%%
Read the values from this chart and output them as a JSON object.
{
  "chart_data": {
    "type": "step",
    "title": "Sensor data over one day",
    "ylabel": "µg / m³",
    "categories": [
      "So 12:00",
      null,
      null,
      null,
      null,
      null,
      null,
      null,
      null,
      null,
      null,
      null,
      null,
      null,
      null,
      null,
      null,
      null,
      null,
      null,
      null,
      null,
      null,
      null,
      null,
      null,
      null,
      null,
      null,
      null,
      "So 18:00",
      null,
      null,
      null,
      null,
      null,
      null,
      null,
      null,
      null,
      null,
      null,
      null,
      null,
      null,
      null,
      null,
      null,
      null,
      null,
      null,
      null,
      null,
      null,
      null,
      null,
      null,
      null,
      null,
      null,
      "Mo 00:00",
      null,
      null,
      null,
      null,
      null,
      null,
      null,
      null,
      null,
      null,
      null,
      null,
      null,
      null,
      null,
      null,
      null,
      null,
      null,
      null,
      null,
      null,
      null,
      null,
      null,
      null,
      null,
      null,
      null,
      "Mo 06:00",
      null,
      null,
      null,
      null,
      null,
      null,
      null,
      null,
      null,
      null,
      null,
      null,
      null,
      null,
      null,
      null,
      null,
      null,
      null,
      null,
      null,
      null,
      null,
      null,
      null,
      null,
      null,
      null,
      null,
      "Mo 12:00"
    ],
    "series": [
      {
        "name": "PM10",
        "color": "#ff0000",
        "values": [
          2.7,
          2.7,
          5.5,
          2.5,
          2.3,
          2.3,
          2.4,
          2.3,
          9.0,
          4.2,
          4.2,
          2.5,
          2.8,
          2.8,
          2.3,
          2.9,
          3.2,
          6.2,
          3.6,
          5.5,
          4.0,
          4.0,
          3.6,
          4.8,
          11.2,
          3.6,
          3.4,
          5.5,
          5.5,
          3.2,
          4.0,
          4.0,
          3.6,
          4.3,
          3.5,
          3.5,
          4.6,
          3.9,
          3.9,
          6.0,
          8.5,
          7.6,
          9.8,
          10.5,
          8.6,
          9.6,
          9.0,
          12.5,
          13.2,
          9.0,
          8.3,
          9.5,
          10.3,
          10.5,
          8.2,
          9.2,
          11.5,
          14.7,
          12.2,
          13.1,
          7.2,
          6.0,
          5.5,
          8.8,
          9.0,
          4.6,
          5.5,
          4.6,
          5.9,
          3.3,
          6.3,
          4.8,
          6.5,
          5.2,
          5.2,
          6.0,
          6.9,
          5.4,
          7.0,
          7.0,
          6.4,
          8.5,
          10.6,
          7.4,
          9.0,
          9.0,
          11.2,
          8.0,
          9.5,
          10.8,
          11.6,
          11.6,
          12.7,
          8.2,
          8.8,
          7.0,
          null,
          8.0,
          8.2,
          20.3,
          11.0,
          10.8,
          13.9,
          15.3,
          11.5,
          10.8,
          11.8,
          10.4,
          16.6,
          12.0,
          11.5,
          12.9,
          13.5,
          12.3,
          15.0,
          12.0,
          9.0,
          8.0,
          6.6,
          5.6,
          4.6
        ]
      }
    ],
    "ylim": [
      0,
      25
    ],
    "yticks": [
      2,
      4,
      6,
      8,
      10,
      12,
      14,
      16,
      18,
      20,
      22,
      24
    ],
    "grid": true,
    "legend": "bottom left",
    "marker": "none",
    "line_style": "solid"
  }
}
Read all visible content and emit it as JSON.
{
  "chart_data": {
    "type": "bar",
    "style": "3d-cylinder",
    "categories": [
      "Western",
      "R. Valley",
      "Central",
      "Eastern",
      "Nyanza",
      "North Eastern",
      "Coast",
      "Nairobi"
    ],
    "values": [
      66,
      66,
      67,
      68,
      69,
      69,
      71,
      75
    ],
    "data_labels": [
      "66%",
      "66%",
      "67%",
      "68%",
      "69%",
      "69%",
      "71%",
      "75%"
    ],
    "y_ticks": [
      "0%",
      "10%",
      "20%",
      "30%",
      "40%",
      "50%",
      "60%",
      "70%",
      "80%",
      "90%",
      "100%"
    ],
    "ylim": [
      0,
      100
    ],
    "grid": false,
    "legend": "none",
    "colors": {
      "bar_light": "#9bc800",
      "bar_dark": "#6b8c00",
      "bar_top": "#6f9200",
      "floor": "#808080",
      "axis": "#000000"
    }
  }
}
%%
__EXERCISE GOAL__
Copy out the full listing exactly.

__SOLUTION TO THIS EXERCISE__
Read the values from this chart and output them as a JSON object.
{
  "chart_data": {
    "type": "step",
    "title": "Sensor data over one day",
    "ylabel": "µg / m³",
    "categories": [
      "So 12:00",
      null,
      null,
      null,
      null,
      null,
      null,
      null,
      null,
      null,
      null,
      null,
      null,
      null,
      null,
      null,
      null,
      null,
      null,
      null,
      null,
      null,
      null,
      null,
      null,
      null,
      null,
      null,
      null,
      null,
      "So 18:00",
      null,
      null,
      null,
      null,
      null,
      null,
      null,
      null,
      null,
      null,
      null,
      null,
      null,
      null,
      null,
      null,
      null,
      null,
      null,
      null,
      null,
      null,
      null,
      null,
      null,
      null,
      null,
      null,
      null,
      "Mo 00:00",
      null,
      null,
      null,
      null,
      null,
      null,
      null,
      null,
      null,
      null,
      null,
      null,
      null,
      null,
      null,
      null,
      null,
      null,
      null,
      null,
      null,
      null,
      null,
      null,
      null,
      null,
      null,
      null,
      null,
      "Mo 06:00",
      null,
      null,
      null,
      null,
      null,
      null,
      null,
      null,
      null,
      null,
      null,
      null,
      null,
      null,
      null,
      null,
      null,
      null,
      null,
      null,
      null,
      null,
      null,
      null,
      null,
      null,
      null,
      null,
      null,
      "Mo 12:00"
    ],
    "series": [
      {
        "name": "PM10",
        "color": "#ff0000",
        "values": [
          2.7,
          2.7,
          5.5,
          2.5,
          2.3,
          2.3,
          2.4,
          2.3,
          9.0,
          4.2,
          4.2,
          2.5,
          2.8,
          2.8,
          2.3,
          2.9,
          3.2,
          6.2,
          3.6,
          5.5,
          4.0,
          4.0,
          3.6,
          4.8,
          11.2,
          3.6,
          3.4,
          5.5,
          5.5,
          3.2,
          4.0,
          4.0,
          3.6,
          4.3,
          3.5,
          3.5,
          4.6,
          3.9,
          3.9,
          6.0,
          8.5,
          7.6,
          9.8,
          10.5,
          8.6,
          9.6,
          9.0,
          12.5,
          13.2,
          9.0,
          8.3,
          9.5,
          10.3,
          10.5,
          8.2,
          9.2,
          11.5,
          14.7,
          12.2,
          13.1,
          7.2,
          6.0,
          5.5,
          8.8,
          9.0,
          4.6,
          5.5,
          4.6,
          5.9,
          3.3,
          6.3,
          4.8,
          6.5,
          5.2,
          5.2,
          6.0,
          6.9,
          5.4,
          7.0,
          7.0,
          6.4,
          8.5,
          10.6,
          7.4,
          9.0,
          9.0,
          11.2,
          8.0,
          9.5,
          10.8,
          11.6,
          11.6,
          12.7,
          8.2,
          8.8,
          7.0,
          null,
          8.0,
          8.2,
          20.3,
          11.0,
          10.8,
          13.9,
          15.3,
          11.5,
          10.8,
          11.8,
          10.4,
          16.6,
          12.0,
          11.5,
          12.9,
          13.5,
          12.3,
          15.0,
          12.0,
          9.0,
          8.0,
          6.6,
          5.6,
          4.6
        ]
      }
    ],
    "ylim": [
      0,
      25
    ],
    "yticks": [
      2,
      4,
      6,
      8,
      10,
      12,
      14,
      16,
      18,
      20,
      22,
      24
    ],
    "grid": true,
    "legend": "bottom left",
    "marker": "none",
    "line_style": "solid"
  }
}
Read all visible content and emit it as JSON.
{
  "chart_data": {
    "type": "bar",
    "style": "3d-cylinder",
    "categories": [
      "Western",
      "R. Valley",
      "Central",
      "Eastern",
      "Nyanza",
      "North Eastern",
      "Coast",
      "Nairobi"
    ],
    "values": [
      66,
      66,
      67,
      68,
      69,
      69,
      71,
      75
    ],
    "data_labels": [
      "66%",
      "66%",
      "67%",
      "68%",
      "69%",
      "69%",
      "71%",
      "75%"
    ],
    "y_ticks": [
      "0%",
      "10%",
      "20%",
      "30%",
      "40%",
      "50%",
      "60%",
      "70%",
      "80%",
      "90%",
      "100%"
    ],
    "ylim": [
      0,
      100
    ],
    "grid": false,
    "legend": "none",
    "colors": {
      "bar_light": "#9bc800",
      "bar_dark": "#6b8c00",
      "bar_top": "#6f9200",
      "floor": "#808080",
      "axis": "#000000"
    }
  }
}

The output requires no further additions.